§ Предоставленный фрагмент:
****************************************
Православный портал о благотворительности

Ранний старт и мелкий шрифт

Екатерина Мень удивлена, как можно было молодое и задорное АСИ превратить в унылую номенклатурную тоску. Впечатление от конференции о развитии системы ранней помощи в регионах

Помню, лет 7-8 назад начинали мы работать с Агентством стратегических инициатив. Были проекты. Впервые мы туда занесли слово «аутизм». Были живые планы, представляли в рамках сообщества «Превентивная медицина» крутые стратегии, там же обсуждали модели профессионализации среды в области прикладного анализа поведения. У нас были невероятно клевые, башковитые и продвинутые консультанты, с креативом, нестандартными менеджерскими подсказками, с рецепцией формата «налету», да и просто с живым интересом к теме, еще совсем на тот момент экзотической, а в случае с инклюзией и вовсе радикально и фантастически звучащей, как рассказы о перьях Жар-птицы.
****************************************
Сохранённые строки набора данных
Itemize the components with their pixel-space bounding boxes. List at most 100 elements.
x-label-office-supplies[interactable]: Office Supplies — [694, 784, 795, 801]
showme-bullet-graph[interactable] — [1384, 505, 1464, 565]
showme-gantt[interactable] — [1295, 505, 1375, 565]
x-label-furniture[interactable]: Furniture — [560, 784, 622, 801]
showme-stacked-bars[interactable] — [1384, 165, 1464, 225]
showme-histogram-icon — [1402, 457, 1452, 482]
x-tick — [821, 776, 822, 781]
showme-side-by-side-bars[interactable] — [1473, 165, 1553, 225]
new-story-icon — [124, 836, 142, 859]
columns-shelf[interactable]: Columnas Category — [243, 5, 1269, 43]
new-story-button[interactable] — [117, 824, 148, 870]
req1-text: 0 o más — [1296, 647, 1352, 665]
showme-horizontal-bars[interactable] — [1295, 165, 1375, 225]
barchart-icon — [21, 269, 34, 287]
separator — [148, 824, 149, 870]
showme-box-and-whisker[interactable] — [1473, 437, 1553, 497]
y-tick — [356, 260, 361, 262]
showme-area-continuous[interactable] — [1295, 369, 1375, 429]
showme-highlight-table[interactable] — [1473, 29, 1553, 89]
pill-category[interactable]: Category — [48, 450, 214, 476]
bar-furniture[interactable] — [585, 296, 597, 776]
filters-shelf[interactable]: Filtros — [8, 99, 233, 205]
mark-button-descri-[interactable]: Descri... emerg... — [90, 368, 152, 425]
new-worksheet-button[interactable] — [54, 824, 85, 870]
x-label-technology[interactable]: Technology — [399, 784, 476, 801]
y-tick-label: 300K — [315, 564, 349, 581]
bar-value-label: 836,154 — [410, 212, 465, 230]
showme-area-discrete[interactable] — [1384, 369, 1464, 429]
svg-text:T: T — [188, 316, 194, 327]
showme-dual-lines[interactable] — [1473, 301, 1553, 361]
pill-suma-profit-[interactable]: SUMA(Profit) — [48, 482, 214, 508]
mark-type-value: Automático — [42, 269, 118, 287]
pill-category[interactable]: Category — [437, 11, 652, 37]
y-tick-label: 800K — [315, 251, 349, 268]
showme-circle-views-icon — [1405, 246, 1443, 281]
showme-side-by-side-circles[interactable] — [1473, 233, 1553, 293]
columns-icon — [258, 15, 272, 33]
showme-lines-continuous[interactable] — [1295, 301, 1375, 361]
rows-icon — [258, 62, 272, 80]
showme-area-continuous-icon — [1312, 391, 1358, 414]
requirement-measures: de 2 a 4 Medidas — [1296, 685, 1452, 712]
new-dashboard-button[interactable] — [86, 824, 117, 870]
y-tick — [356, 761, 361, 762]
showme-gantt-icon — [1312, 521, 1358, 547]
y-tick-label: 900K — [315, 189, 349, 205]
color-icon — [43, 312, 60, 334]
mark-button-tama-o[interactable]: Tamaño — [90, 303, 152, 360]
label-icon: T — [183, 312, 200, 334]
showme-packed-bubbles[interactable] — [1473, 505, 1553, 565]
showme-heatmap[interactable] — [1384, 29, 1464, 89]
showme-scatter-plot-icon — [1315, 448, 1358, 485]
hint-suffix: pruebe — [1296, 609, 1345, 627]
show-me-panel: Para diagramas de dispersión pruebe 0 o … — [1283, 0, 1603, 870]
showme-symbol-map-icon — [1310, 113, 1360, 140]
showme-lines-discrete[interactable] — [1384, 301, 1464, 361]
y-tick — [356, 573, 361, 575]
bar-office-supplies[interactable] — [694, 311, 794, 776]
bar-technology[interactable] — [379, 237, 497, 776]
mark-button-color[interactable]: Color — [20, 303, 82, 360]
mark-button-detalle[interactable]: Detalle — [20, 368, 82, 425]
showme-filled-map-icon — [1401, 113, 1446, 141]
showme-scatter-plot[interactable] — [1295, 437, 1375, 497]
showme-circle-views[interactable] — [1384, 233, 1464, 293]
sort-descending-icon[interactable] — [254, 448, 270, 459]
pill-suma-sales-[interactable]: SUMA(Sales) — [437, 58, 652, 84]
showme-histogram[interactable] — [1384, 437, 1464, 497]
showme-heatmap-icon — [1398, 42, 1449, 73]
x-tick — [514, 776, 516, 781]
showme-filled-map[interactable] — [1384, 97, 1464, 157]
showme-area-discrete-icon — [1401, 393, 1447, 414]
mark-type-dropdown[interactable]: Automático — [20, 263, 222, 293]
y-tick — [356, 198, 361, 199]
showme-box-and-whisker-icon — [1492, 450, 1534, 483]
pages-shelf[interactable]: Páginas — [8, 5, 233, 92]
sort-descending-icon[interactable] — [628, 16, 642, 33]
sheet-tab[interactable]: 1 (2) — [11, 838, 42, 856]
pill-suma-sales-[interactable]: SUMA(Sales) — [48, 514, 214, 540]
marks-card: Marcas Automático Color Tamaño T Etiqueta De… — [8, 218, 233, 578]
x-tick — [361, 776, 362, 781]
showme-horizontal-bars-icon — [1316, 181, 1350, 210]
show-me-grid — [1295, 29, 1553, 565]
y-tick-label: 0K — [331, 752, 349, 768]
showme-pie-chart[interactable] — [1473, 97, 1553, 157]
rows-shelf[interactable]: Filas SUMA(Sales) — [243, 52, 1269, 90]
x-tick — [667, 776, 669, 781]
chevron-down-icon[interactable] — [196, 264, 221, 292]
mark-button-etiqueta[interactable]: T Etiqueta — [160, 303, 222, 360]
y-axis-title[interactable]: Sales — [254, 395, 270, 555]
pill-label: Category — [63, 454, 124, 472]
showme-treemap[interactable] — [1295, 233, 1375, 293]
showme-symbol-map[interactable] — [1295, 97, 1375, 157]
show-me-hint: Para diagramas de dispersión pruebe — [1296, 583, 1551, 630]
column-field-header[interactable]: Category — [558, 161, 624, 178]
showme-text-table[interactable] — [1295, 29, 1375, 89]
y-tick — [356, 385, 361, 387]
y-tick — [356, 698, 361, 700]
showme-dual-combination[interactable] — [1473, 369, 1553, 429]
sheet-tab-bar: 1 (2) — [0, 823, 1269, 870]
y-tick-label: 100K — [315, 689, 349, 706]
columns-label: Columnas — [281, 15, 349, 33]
****************************************
§ Задание: Воспроизведите без изменений часть приведённого выше фрагмента о конференции по ранней помощи, начав со слов «Ранний старт и мелкий» и остановившись после слов «о перьях Жар-птицы.».

§ Результат выполнения:
Ранний старт и мелкий шрифт

Екатерина Мень удивлена, как можно было молодое и задорное АСИ превратить в унылую номенклатурную тоску. Впечатление от конференции о развитии системы ранней помощи в регионах

Помню, лет 7-8 назад начинали мы работать с Агентством стратегических инициатив. Были проекты. Впервые мы туда занесли слово «аутизм». Были живые планы, представляли в рамках сообщества «Превентивная медицина» крутые стратегии, там же обсуждали модели профессионализации среды в области прикладного анализа поведения. У нас были невероятно клевые, башковитые и продвинутые консультанты, с креативом, нестандартными менеджерскими подсказками, с рецепцией формата «налету», да и просто с живым интересом к теме, еще совсем на тот момент экзотической, а в случае с инклюзией и вовсе радикально и фантастически звучащей, как рассказы о перьях Жар-птицы.